(THE EXERCISE): Output the entries word for word. Omit images.

(ENTRIES PROVIDED):
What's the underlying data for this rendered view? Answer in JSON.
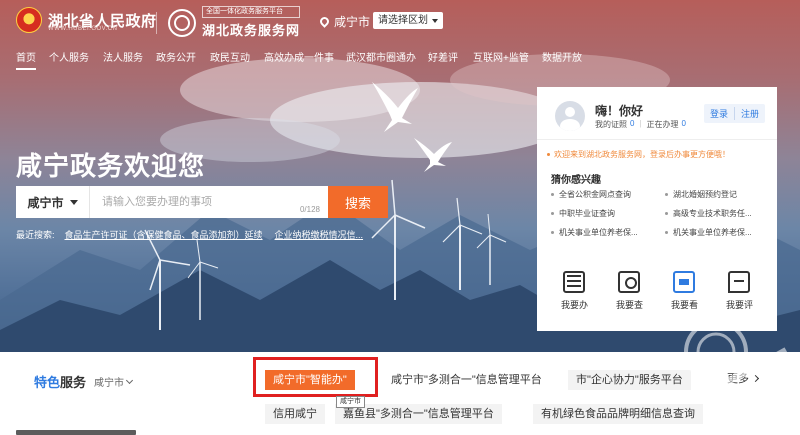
{
  "header": {
    "gov_title": "湖北省人民政府",
    "gov_sub": "WWW.HUBEI.GOV.CN",
    "portal_small": "全国一体化政务服务平台",
    "portal_big": "湖北政务服务网",
    "location": "咸宁市",
    "region_select": "请选择区划"
  },
  "nav": {
    "items": [
      "首页",
      "个人服务",
      "法人服务",
      "政务公开",
      "政民互动",
      "高效办成一件事",
      "武汉都市圈通办",
      "好差评",
      "互联网+监管",
      "数据开放"
    ]
  },
  "hero": {
    "headline": "咸宁政务欢迎您",
    "search_city": "咸宁市",
    "search_placeholder": "请输入您要办理的事项",
    "search_count": "0/128",
    "search_button": "搜索",
    "recent_label": "最近搜索:",
    "recent_links": [
      "食品生产许可证（含保健食品、食品添加剂）延续",
      "企业纳税缴税情况信..."
    ]
  },
  "panel": {
    "hello": "嗨！你好",
    "cert_label": "我的证照",
    "cert_count": "0",
    "doing_label": "正在办理",
    "doing_count": "0",
    "login": "登录",
    "register": "注册",
    "notice": "欢迎来到湖北政务服务网，登录后办事更方便哦！",
    "interest_title": "猜你感兴趣",
    "interest_items": [
      "全省公积金网点查询",
      "湖北婚姻预约登记",
      "中职毕业证查询",
      "高级专业技术职务任...",
      "机关事业单位养老保...",
      "机关事业单位养老保..."
    ],
    "quick_actions": [
      {
        "label": "我要办",
        "icon": "building-icon"
      },
      {
        "label": "我要查",
        "icon": "document-search-icon"
      },
      {
        "label": "我要看",
        "icon": "mobile-screen-icon"
      },
      {
        "label": "我要评",
        "icon": "comment-icon"
      }
    ]
  },
  "services": {
    "title_a": "特色",
    "title_b": "服务",
    "city": "咸宁市",
    "row1": [
      "咸宁市\"智能办\"",
      "咸宁市\"多测合一\"信息管理平台",
      "市\"企心协力\"服务平台"
    ],
    "more": "更多",
    "row2": [
      "信用咸宁",
      "嘉鱼县\"多测合一\"信息管理平台",
      "有机绿色食品品牌明细信息查询"
    ],
    "tooltip": "咸宁市"
  },
  "colors": {
    "accent": "#f26b2a",
    "link_blue": "#2f7be0",
    "highlight_red": "#e02020"
  }
}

(RESPONSE):
What's the underlying data for this rendered view? Answer in JSON.
{
  "header": {
    "gov_title": "湖北省人民政府",
    "gov_sub": "WWW.HUBEI.GOV.CN",
    "portal_small": "全国一体化政务服务平台",
    "portal_big": "湖北政务服务网",
    "location": "咸宁市",
    "region_select": "请选择区划"
  },
  "nav": {
    "items": [
      "首页",
      "个人服务",
      "法人服务",
      "政务公开",
      "政民互动",
      "高效办成一件事",
      "武汉都市圈通办",
      "好差评",
      "互联网+监管",
      "数据开放"
    ]
  },
  "hero": {
    "headline": "咸宁政务欢迎您",
    "search_city": "咸宁市",
    "search_placeholder": "请输入您要办理的事项",
    "search_count": "0/128",
    "search_button": "搜索",
    "recent_label": "最近搜索:",
    "recent_links": [
      "食品生产许可证（含保健食品、食品添加剂）延续",
      "企业纳税缴税情况信..."
    ]
  },
  "panel": {
    "hello": "嗨！你好",
    "cert_label": "我的证照",
    "cert_count": "0",
    "doing_label": "正在办理",
    "doing_count": "0",
    "login": "登录",
    "register": "注册",
    "notice": "欢迎来到湖北政务服务网，登录后办事更方便哦！",
    "interest_title": "猜你感兴趣",
    "interest_items": [
      "全省公积金网点查询",
      "湖北婚姻预约登记",
      "中职毕业证查询",
      "高级专业技术职务任...",
      "机关事业单位养老保...",
      "机关事业单位养老保..."
    ],
    "quick_actions": [
      {
        "label": "我要办",
        "icon": "building-icon"
      },
      {
        "label": "我要查",
        "icon": "document-search-icon"
      },
      {
        "label": "我要看",
        "icon": "mobile-screen-icon"
      },
      {
        "label": "我要评",
        "icon": "comment-icon"
      }
    ]
  },
  "services": {
    "title_a": "特色",
    "title_b": "服务",
    "city": "咸宁市",
    "row1": [
      "咸宁市\"智能办\"",
      "咸宁市\"多测合一\"信息管理平台",
      "市\"企心协力\"服务平台"
    ],
    "more": "更多",
    "row2": [
      "信用咸宁",
      "嘉鱼县\"多测合一\"信息管理平台",
      "有机绿色食品品牌明细信息查询"
    ],
    "tooltip": "咸宁市"
  },
  "colors": {
    "accent": "#f26b2a",
    "link_blue": "#2f7be0",
    "highlight_red": "#e02020"
  }
}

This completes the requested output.